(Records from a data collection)
· · · ·

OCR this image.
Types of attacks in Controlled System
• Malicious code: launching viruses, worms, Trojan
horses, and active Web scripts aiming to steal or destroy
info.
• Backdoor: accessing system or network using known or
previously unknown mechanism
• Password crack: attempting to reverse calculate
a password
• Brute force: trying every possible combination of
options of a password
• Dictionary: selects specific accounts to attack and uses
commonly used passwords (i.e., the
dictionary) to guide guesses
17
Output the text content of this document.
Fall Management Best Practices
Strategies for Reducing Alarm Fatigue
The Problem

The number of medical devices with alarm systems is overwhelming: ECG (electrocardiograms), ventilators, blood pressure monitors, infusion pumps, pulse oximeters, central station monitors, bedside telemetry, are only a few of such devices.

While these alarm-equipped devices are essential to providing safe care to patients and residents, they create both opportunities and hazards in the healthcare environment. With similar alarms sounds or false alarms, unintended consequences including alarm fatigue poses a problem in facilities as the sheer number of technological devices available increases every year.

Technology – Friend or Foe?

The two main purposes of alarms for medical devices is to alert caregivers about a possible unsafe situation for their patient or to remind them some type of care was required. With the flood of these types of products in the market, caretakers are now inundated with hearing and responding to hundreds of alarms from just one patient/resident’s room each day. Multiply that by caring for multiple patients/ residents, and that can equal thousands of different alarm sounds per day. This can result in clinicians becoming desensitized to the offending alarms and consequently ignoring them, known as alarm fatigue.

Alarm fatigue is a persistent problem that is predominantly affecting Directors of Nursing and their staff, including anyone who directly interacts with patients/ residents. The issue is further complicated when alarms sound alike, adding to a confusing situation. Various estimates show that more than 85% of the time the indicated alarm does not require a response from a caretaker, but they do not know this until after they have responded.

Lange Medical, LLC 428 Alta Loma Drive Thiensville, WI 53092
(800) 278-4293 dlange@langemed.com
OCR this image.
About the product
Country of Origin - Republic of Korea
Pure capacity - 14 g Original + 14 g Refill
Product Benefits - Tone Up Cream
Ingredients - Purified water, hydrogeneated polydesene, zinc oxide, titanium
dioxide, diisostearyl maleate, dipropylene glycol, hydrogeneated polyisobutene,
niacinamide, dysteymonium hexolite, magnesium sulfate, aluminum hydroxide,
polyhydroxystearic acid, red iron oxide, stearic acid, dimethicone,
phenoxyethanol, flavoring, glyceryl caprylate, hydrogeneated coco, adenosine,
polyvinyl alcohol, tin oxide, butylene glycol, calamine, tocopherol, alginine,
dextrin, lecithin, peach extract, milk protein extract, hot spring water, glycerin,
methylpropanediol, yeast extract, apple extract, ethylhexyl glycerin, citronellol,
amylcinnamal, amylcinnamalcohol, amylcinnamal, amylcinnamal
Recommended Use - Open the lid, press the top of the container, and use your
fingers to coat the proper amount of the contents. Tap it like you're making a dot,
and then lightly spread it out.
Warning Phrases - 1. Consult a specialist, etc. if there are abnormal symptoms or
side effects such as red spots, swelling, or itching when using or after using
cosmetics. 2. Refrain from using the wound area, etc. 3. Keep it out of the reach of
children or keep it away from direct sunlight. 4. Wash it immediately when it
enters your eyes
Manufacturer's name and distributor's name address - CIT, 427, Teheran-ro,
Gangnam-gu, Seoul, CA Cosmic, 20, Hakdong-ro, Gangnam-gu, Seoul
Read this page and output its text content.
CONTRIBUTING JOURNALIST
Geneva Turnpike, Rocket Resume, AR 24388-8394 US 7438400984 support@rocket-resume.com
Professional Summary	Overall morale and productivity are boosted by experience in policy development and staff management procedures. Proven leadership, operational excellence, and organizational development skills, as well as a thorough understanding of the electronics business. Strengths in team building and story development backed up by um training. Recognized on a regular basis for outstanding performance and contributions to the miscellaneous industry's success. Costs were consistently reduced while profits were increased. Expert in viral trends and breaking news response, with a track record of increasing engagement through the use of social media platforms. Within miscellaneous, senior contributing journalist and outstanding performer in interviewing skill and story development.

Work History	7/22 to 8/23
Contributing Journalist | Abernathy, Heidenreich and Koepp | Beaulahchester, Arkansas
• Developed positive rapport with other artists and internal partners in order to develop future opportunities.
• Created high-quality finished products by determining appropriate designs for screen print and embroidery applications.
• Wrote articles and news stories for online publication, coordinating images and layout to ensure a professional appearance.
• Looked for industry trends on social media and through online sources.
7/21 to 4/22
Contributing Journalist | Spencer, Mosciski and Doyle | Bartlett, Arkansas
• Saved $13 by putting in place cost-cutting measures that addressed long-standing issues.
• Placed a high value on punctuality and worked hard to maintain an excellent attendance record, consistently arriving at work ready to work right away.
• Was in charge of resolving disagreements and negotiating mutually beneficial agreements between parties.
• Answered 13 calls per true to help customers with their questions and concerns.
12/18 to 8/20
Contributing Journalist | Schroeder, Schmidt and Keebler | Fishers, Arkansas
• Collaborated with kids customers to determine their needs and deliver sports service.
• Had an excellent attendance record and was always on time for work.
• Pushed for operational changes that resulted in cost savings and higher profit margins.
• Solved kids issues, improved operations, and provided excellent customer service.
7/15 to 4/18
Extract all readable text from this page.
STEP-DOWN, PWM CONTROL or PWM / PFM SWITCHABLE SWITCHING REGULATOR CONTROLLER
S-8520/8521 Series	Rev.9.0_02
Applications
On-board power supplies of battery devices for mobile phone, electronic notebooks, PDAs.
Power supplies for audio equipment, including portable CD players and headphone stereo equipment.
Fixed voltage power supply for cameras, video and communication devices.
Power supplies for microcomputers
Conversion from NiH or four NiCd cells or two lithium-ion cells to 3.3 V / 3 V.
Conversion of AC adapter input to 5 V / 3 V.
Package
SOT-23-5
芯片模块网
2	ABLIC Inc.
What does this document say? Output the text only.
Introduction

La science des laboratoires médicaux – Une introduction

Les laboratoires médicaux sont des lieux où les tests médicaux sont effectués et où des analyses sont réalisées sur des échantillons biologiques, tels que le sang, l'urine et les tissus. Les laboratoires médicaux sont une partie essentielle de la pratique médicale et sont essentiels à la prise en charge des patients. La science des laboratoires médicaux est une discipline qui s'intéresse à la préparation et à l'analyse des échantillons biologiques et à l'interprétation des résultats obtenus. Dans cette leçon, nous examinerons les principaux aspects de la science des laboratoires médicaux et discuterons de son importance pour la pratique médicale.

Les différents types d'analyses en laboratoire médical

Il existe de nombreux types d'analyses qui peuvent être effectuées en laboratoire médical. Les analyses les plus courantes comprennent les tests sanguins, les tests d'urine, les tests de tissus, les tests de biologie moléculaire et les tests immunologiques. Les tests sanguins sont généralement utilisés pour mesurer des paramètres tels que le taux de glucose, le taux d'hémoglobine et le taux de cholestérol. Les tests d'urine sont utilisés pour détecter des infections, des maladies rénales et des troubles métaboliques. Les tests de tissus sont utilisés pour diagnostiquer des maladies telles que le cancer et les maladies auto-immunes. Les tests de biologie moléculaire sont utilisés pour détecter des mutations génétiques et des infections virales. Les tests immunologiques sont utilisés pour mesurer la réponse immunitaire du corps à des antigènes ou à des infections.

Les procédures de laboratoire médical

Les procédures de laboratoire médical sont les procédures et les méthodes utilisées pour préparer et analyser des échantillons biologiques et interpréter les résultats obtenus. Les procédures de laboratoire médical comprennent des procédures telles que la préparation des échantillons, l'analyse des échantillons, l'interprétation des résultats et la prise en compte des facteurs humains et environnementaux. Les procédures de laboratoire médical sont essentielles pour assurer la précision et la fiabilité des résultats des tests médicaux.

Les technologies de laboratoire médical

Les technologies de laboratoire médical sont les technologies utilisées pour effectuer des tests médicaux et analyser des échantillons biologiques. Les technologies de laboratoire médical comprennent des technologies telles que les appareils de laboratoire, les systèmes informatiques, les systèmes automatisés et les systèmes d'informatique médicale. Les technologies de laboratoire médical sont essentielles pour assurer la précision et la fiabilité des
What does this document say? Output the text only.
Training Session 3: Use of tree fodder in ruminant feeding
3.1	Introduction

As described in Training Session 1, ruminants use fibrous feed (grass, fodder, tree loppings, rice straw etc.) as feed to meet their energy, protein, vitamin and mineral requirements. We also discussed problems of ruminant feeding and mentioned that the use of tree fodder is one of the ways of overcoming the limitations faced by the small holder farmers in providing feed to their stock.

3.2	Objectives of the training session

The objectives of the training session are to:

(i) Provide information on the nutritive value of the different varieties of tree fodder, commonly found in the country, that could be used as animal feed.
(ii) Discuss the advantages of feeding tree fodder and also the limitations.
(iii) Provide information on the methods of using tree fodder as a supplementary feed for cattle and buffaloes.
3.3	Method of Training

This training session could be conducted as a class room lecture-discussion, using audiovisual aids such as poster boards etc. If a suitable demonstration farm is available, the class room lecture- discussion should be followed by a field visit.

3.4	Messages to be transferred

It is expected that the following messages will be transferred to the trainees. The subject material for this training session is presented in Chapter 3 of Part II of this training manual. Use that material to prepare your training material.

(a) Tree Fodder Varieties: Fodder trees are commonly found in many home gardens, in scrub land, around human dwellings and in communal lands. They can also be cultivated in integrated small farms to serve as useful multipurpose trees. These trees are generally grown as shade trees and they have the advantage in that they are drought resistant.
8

· · · ·

Aim of the exercise
Look over the entries above. Copy every line that contains the word "glycerin".

Written answer
dextrin, lecithin, peach extract, milk protein extract, hot spring water, glycerin,
methylpropanediol, yeast extract, apple extract, ethylhexyl glycerin, citronellol,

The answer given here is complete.